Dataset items
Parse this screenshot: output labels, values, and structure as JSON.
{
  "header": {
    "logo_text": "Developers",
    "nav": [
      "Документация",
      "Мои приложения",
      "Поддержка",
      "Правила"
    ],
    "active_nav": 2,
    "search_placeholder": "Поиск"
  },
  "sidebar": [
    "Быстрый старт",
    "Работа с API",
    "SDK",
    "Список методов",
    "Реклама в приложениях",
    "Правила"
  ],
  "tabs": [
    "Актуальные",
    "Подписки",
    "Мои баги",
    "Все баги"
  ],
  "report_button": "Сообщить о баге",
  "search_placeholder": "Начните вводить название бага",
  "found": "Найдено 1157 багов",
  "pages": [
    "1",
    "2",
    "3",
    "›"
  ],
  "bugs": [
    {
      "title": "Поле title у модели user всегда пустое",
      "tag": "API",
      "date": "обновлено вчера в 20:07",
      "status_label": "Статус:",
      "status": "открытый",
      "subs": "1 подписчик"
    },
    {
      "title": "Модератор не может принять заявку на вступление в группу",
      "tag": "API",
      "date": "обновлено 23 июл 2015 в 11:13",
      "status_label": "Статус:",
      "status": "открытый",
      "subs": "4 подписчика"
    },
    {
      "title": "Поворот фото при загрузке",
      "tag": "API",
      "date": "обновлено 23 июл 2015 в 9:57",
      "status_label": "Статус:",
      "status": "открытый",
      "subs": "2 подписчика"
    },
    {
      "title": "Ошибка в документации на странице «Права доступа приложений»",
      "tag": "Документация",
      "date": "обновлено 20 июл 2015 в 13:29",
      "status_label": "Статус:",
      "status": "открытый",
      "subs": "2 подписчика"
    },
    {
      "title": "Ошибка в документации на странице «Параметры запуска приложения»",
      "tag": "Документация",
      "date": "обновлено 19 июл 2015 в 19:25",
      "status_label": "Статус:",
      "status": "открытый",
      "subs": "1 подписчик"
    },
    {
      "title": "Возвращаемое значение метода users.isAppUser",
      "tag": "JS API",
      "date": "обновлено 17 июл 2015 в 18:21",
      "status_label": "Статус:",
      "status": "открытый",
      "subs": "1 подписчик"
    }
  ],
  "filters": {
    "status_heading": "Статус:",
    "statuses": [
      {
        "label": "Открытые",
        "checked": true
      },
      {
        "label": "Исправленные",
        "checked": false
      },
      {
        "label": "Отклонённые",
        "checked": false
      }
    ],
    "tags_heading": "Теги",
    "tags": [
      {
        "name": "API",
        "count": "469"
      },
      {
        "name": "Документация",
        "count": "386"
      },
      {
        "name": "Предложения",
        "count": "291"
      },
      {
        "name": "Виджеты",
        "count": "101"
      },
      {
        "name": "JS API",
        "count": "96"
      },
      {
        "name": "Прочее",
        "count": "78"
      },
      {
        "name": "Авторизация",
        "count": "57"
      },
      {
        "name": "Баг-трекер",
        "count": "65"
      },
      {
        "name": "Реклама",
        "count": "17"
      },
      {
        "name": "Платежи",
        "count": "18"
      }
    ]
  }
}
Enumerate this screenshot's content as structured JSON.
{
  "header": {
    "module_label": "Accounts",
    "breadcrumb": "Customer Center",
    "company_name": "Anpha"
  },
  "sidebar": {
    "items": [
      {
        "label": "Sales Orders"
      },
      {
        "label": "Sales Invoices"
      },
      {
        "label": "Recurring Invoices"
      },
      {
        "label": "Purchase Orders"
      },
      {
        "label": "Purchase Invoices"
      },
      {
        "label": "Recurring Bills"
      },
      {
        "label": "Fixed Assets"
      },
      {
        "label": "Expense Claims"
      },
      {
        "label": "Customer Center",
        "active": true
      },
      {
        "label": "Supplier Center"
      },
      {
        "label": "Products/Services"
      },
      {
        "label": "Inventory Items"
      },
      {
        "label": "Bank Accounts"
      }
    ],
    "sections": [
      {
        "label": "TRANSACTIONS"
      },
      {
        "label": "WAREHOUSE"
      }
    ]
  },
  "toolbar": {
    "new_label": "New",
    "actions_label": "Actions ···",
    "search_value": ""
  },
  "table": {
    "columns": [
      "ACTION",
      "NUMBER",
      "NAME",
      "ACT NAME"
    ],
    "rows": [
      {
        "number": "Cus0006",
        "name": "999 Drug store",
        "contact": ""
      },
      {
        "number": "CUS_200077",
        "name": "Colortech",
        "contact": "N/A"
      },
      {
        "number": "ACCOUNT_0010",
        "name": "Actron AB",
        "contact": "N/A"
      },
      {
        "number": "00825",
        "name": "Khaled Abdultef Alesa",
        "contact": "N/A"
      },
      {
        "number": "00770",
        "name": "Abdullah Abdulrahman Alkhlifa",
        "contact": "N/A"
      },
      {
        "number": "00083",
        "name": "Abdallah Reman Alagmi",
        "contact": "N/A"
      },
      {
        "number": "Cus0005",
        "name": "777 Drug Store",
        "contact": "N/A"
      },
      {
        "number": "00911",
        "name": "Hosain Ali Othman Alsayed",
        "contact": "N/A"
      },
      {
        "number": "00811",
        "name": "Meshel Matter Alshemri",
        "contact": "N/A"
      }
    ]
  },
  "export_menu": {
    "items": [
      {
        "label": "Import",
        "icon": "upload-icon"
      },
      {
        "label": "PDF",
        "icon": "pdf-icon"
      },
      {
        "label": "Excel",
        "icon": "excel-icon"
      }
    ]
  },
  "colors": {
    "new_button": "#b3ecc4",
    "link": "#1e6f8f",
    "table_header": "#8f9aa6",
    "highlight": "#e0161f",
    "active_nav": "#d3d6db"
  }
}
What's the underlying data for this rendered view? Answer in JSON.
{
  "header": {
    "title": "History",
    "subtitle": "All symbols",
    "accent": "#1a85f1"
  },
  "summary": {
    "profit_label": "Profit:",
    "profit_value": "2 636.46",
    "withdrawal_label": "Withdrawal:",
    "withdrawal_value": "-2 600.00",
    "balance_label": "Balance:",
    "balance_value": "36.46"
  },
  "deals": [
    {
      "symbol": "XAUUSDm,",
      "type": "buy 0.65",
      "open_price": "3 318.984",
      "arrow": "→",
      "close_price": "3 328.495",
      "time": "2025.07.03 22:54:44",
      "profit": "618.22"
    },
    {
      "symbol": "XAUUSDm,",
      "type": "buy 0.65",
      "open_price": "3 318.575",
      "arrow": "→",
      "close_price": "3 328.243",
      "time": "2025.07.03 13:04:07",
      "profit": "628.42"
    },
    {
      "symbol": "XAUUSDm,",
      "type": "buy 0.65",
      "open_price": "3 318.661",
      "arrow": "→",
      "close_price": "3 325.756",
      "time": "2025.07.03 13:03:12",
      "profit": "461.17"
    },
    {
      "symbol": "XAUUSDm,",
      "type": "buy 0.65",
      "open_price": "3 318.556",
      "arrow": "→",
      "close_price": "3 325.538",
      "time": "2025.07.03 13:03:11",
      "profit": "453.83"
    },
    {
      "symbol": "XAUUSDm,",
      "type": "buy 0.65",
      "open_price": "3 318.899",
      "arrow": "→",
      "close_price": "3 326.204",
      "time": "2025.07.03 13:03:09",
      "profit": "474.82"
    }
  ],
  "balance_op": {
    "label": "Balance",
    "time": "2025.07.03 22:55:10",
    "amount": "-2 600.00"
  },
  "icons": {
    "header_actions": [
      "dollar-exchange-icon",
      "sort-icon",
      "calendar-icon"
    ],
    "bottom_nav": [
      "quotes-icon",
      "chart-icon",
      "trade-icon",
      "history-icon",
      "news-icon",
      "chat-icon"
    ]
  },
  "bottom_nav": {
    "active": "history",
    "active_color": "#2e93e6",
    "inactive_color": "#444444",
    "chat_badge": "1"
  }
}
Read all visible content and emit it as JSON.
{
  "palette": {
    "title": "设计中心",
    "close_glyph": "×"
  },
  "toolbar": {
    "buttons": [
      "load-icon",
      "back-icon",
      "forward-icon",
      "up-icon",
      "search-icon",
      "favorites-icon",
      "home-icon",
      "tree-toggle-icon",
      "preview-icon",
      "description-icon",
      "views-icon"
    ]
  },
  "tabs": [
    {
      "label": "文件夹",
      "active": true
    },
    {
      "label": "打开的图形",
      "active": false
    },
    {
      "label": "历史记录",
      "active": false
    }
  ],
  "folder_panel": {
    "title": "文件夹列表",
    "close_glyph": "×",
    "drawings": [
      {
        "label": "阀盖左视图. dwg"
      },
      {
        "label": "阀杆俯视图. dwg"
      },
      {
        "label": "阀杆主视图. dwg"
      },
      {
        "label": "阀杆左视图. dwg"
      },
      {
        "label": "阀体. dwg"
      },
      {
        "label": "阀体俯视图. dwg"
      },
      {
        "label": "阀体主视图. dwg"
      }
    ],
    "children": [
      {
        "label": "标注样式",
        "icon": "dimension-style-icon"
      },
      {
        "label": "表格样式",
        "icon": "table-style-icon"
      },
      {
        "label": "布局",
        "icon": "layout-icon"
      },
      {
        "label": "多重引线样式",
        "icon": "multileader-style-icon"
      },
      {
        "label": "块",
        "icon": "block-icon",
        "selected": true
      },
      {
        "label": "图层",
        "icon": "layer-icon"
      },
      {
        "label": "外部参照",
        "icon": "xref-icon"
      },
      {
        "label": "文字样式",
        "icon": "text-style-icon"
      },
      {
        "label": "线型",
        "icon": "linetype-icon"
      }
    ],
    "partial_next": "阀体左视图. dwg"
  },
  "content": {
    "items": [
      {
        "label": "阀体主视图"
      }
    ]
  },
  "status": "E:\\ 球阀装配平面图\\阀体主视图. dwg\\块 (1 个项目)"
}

▶ [Task directions]
A line counts if it holds the word "JSON". Work out how many lines in the listing count, and give only that number.

▶ [Exercise response]
4